• _AIM_
Provide nothing but the number of lines containing the string "name".

-- START OF LISTED ENTRIES --

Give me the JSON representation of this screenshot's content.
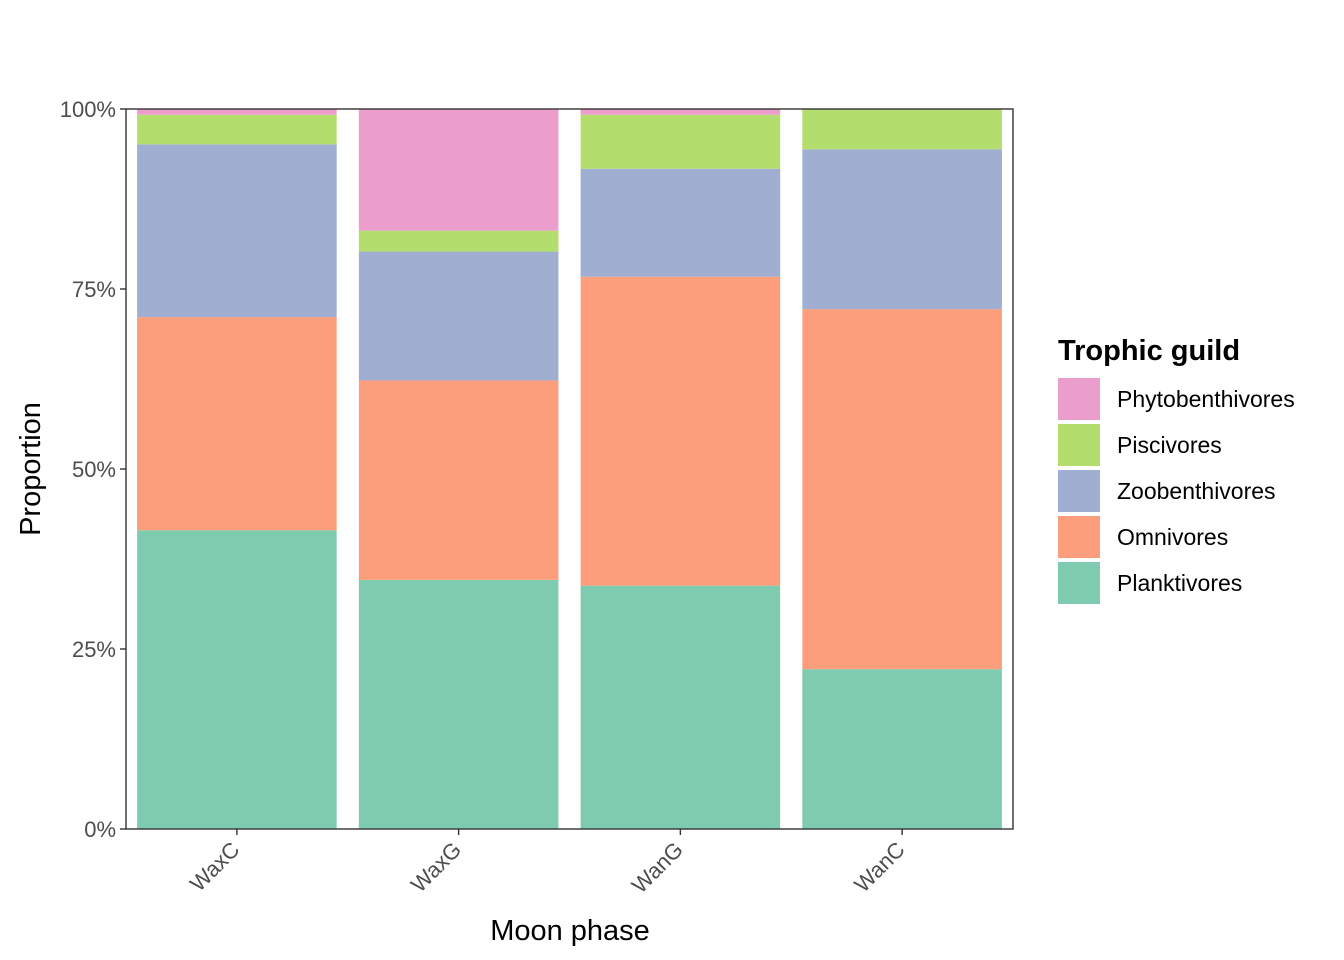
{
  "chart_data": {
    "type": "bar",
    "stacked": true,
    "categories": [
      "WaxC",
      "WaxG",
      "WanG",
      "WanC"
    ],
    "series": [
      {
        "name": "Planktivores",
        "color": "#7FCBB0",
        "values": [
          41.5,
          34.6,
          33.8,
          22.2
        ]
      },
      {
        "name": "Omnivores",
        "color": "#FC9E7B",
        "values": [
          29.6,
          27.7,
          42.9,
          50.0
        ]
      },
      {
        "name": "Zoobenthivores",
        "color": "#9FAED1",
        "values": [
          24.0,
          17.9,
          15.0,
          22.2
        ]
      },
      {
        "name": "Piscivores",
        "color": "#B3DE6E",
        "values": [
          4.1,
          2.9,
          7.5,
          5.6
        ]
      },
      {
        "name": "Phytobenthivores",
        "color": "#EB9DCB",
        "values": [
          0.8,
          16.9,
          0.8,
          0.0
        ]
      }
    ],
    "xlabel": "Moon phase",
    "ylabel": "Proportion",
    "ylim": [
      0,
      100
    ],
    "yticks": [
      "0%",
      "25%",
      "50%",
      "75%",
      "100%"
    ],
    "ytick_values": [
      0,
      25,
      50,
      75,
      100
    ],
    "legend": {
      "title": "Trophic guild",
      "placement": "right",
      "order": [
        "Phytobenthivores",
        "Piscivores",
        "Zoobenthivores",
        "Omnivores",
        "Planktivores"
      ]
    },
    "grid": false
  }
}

-- END OF LISTED ENTRIES --

• _EXPECTED ANSWER_
5